• **YOUR GOAL**
Check every line of the data below for the string "wenn", and copy the ones that hold it.

[Dataset items]
——

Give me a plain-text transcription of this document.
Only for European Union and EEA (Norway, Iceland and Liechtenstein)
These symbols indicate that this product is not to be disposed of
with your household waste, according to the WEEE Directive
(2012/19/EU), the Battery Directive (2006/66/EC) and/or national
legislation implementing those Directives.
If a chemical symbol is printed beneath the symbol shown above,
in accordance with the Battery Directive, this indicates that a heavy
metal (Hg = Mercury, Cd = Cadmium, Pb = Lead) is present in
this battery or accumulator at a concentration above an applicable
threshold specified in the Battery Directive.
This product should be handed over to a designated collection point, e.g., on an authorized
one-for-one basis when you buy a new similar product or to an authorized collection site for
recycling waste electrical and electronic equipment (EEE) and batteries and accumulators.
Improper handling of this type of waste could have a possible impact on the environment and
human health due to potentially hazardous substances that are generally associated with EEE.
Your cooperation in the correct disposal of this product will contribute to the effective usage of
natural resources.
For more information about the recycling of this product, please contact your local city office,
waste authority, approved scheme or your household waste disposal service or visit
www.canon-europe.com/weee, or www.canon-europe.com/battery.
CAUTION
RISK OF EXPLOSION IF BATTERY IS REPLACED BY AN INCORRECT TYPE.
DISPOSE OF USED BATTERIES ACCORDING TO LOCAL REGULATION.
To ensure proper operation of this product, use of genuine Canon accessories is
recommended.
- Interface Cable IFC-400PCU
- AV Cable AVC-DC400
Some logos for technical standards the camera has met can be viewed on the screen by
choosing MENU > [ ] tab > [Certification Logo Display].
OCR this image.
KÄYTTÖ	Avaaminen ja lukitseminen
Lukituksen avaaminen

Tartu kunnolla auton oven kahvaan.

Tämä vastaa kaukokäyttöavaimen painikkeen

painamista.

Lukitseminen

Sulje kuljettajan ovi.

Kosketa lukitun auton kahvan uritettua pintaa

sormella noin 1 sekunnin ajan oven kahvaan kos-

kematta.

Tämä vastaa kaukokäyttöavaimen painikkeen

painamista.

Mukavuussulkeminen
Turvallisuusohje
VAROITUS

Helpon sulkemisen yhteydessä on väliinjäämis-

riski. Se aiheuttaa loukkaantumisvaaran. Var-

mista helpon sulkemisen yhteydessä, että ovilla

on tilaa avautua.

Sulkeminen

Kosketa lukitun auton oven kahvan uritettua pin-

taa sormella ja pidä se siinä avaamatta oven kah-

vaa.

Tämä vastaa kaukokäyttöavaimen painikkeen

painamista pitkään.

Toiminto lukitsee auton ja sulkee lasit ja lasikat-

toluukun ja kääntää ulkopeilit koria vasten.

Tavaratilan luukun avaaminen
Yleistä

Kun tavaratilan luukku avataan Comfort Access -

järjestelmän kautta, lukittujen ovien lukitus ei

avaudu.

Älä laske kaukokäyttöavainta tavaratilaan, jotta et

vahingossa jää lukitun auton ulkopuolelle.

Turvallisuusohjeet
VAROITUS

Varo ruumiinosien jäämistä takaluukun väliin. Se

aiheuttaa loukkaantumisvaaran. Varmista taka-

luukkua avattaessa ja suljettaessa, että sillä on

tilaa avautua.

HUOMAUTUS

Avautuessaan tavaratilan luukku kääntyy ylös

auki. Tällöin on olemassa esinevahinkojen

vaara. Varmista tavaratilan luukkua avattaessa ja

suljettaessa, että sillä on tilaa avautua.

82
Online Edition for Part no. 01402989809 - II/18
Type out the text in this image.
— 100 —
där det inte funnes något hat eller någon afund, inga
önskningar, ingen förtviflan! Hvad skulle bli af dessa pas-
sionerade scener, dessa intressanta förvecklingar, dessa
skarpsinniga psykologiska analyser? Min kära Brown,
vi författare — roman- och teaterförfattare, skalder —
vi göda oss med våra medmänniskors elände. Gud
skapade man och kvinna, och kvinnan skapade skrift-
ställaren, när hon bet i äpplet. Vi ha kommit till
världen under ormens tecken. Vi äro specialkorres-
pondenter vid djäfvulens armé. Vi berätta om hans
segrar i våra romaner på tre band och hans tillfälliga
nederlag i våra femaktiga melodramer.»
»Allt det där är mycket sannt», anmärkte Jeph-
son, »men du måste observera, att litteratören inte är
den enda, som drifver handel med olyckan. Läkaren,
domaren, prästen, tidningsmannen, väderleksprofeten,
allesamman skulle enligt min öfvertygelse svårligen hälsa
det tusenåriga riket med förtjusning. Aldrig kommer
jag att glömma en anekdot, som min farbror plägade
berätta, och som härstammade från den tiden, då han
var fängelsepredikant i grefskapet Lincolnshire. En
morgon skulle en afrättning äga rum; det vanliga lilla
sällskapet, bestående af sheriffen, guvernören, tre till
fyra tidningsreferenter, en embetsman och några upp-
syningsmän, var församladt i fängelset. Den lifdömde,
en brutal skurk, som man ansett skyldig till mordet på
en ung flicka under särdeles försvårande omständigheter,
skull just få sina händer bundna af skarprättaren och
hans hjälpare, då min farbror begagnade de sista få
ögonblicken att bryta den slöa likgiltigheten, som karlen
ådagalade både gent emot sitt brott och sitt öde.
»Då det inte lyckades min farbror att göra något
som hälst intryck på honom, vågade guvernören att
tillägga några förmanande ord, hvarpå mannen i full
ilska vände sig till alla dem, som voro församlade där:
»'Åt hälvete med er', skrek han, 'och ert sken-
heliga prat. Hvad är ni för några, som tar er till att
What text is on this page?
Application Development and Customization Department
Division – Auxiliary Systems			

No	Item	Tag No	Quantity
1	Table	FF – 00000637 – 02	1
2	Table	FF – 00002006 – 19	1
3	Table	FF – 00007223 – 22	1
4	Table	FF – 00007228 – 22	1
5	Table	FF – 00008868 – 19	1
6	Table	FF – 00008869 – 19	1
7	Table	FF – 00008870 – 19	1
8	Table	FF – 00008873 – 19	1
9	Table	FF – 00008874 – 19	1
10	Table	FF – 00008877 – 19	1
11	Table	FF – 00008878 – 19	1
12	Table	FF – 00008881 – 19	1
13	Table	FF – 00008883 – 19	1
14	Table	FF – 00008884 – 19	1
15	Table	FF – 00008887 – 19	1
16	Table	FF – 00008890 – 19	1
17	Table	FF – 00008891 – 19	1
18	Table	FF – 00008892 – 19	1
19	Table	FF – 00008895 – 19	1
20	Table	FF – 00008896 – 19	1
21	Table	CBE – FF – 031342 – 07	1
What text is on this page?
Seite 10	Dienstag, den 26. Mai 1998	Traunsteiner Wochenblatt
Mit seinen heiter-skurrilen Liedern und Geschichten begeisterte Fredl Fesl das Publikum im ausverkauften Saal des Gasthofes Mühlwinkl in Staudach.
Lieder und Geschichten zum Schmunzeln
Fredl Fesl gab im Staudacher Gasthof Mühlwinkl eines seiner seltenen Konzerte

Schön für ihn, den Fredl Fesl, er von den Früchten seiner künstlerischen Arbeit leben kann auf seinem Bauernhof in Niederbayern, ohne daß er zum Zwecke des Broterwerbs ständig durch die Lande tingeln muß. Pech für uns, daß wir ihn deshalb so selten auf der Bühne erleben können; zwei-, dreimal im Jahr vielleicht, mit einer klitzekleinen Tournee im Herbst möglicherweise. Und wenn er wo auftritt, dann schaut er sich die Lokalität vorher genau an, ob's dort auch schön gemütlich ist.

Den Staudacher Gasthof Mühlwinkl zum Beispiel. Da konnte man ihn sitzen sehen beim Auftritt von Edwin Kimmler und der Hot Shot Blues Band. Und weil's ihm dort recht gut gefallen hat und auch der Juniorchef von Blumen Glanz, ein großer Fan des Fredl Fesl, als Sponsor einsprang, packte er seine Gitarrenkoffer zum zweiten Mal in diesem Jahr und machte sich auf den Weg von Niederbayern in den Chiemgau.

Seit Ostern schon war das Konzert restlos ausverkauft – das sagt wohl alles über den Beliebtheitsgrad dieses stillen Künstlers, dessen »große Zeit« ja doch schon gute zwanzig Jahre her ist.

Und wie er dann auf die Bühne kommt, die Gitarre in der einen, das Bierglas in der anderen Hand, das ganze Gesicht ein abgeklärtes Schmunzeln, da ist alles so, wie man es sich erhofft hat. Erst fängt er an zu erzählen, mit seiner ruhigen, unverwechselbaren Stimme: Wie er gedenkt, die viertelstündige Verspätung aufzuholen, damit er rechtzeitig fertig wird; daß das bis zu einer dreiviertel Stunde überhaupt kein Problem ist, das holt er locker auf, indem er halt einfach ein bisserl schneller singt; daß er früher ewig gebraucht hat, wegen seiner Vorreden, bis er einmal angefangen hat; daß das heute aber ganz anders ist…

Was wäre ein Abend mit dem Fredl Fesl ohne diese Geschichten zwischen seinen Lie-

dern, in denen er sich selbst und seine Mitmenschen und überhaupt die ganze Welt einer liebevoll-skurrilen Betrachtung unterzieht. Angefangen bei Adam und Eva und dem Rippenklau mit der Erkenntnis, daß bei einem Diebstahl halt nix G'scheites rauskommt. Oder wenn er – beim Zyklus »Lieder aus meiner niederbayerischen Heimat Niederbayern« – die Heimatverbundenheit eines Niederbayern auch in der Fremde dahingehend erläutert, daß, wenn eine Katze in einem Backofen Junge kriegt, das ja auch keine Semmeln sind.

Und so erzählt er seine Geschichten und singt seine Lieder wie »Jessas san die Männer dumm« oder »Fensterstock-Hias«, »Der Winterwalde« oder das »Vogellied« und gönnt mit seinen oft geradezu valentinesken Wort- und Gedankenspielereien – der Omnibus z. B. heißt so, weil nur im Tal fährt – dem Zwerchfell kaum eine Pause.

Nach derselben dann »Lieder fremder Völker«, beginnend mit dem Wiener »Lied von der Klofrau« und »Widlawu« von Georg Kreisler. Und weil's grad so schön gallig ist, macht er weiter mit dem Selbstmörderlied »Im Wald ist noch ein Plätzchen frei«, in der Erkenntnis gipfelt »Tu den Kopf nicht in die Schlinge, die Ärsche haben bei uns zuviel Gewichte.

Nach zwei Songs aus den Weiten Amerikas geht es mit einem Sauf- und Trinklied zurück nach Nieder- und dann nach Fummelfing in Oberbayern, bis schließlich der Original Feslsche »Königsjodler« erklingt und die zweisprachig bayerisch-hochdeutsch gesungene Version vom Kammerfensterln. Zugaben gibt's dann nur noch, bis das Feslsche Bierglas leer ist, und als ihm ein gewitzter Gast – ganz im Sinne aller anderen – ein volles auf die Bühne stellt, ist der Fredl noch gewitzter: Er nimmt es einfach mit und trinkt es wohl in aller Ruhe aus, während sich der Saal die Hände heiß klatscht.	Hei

——

• **RESPONSE TO THIS EXERCISE**
Schön für ihn, den Fredl Fesl, er von den Früchten seiner künstlerischen Arbeit leben kann auf seinem Bauernhof in Niederbayern, ohne daß er zum Zwecke des Broterwerbs ständig durch die Lande tingeln muß. Pech für uns, daß wir ihn deshalb so selten auf der Bühne erleben können; zwei-, dreimal im Jahr vielleicht, mit einer klitzekleinen Tournee im Herbst möglicherweise. Und wenn er wo auftritt, dann schaut er sich die Lokalität vorher genau an, ob's dort auch schön gemütlich ist.
dern, in denen er sich selbst und seine Mitmenschen und überhaupt die ganze Welt einer liebevoll-skurrilen Betrachtung unterzieht. Angefangen bei Adam und Eva und dem Rippenklau mit der Erkenntnis, daß bei einem Diebstahl halt nix G'scheites rauskommt. Oder wenn er – beim Zyklus »Lieder aus meiner niederbayerischen Heimat Niederbayern« – die Heimatverbundenheit eines Niederbayern auch in der Fremde dahingehend erläutert, daß, wenn eine Katze in einem Backofen Junge kriegt, das ja auch keine Semmeln sind.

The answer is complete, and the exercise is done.